◆ Stated problem ◆
Reproduce the listing exactly, with no pictures in your copy.

(Extracted records)

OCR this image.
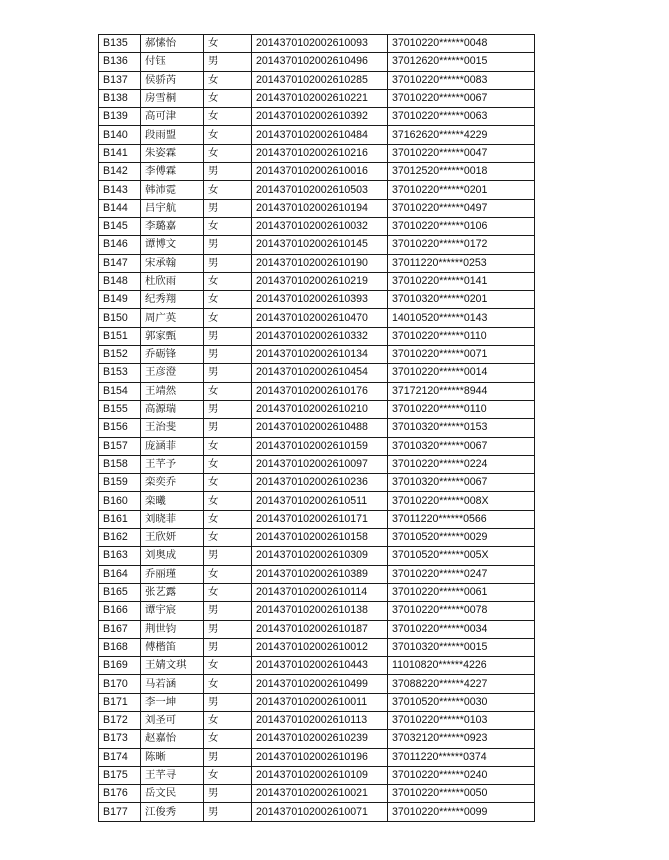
B135	郝愫怡	女	2014370102002610093	37010220******0048
B136	付钰	男	2014370102002610496	37012620******0015
B137	侯骄芮	女	2014370102002610285	37010220******0083
B138	房雪桐	女	2014370102002610221	37010220******0067
B139	高可津	女	2014370102002610392	37010220******0063
B140	段雨盟	女	2014370102002610484	37162620******4229
B141	朱姿霖	女	2014370102002610216	37010220******0047
B142	李傅霖	男	2014370102002610016	37012520******0018
B143	韩沛霓	女	2014370102002610503	37010220******0201
B144	吕宇航	男	2014370102002610194	37010220******0497
B145	李璐嘉	女	2014370102002610032	37010220******0106
B146	谭博文	男	2014370102002610145	37010220******0172
B147	宋承翰	男	2014370102002610190	37011220******0253
B148	杜欣雨	女	2014370102002610219	37010220******0141
B149	纪秀翔	女	2014370102002610393	37010320******0201
B150	周广英	女	2014370102002610470	14010520******0143
B151	郭家甄	男	2014370102002610332	37010220******0110
B152	乔砺锋	男	2014370102002610134	37010220******0071
B153	王彦澄	男	2014370102002610454	37010220******0014
B154	王靖然	女	2014370102002610176	37172120******8944
B155	高源瑞	男	2014370102002610210	37010220******0110
B156	王治斐	男	2014370102002610488	37010320******0153
B157	庞涵菲	女	2014370102002610159	37010320******0067
B158	王芊予	女	2014370102002610097	37010220******0224
B159	栾奕乔	女	2014370102002610236	37010320******0067
B160	栾曦	女	2014370102002610511	37010220******008X
B161	刘晓菲	女	2014370102002610171	37011220******0566
B162	王欣妍	女	2014370102002610158	37010520******0029
B163	刘奥成	男	2014370102002610309	37010520******005X
B164	乔丽瑾	女	2014370102002610389	37010220******0247
B165	张艺露	女	2014370102002610114	37010220******0061
B166	谭宇宸	男	2014370102002610138	37010220******0078
B167	荆世钧	男	2014370102002610187	37010220******0034
B168	傅楷笛	男	2014370102002610012	37010320******0015
B169	王婧文琪	女	2014370102002610443	11010820******4226
B170	马若涵	女	2014370102002610499	37088220******4227
B171	李一坤	男	2014370102002610011	37010520******0030
B172	刘圣可	女	2014370102002610113	37010220******0103
B173	赵嘉怡	女	2014370102002610239	37032120******0923
B174	陈晰	男	2014370102002610196	37011220******0374
B175	王芊寻	女	2014370102002610109	37010220******0240
B176	岳文民	男	2014370102002610021	37010220******0050
B177	江俊秀	男	2014370102002610071	37010220******0099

◆ Output below ◆
OCR this image.
B135	郝愫怡	女	2014370102002610093	37010220******0048
B136	付钰	男	2014370102002610496	37012620******0015
B137	侯骄芮	女	2014370102002610285	37010220******0083
B138	房雪桐	女	2014370102002610221	37010220******0067
B139	高可津	女	2014370102002610392	37010220******0063
B140	段雨盟	女	2014370102002610484	37162620******4229
B141	朱姿霖	女	2014370102002610216	37010220******0047
B142	李傅霖	男	2014370102002610016	37012520******0018
B143	韩沛霓	女	2014370102002610503	37010220******0201
B144	吕宇航	男	2014370102002610194	37010220******0497
B145	李璐嘉	女	2014370102002610032	37010220******0106
B146	谭博文	男	2014370102002610145	37010220******0172
B147	宋承翰	男	2014370102002610190	37011220******0253
B148	杜欣雨	女	2014370102002610219	37010220******0141
B149	纪秀翔	女	2014370102002610393	37010320******0201
B150	周广英	女	2014370102002610470	14010520******0143
B151	郭家甄	男	2014370102002610332	37010220******0110
B152	乔砺锋	男	2014370102002610134	37010220******0071
B153	王彦澄	男	2014370102002610454	37010220******0014
B154	王靖然	女	2014370102002610176	37172120******8944
B155	高源瑞	男	2014370102002610210	37010220******0110
B156	王治斐	男	2014370102002610488	37010320******0153
B157	庞涵菲	女	2014370102002610159	37010320******0067
B158	王芊予	女	2014370102002610097	37010220******0224
B159	栾奕乔	女	2014370102002610236	37010320******0067
B160	栾曦	女	2014370102002610511	37010220******008X
B161	刘晓菲	女	2014370102002610171	37011220******0566
B162	王欣妍	女	2014370102002610158	37010520******0029
B163	刘奥成	男	2014370102002610309	37010520******005X
B164	乔丽瑾	女	2014370102002610389	37010220******0247
B165	张艺露	女	2014370102002610114	37010220******0061
B166	谭宇宸	男	2014370102002610138	37010220******0078
B167	荆世钧	男	2014370102002610187	37010220******0034
B168	傅楷笛	男	2014370102002610012	37010320******0015
B169	王婧文琪	女	2014370102002610443	11010820******4226
B170	马若涵	女	2014370102002610499	37088220******4227
B171	李一坤	男	2014370102002610011	37010520******0030
B172	刘圣可	女	2014370102002610113	37010220******0103
B173	赵嘉怡	女	2014370102002610239	37032120******0923
B174	陈晰	男	2014370102002610196	37011220******0374
B175	王芊寻	女	2014370102002610109	37010220******0240
B176	岳文民	男	2014370102002610021	37010220******0050
B177	江俊秀	男	2014370102002610071	37010220******0099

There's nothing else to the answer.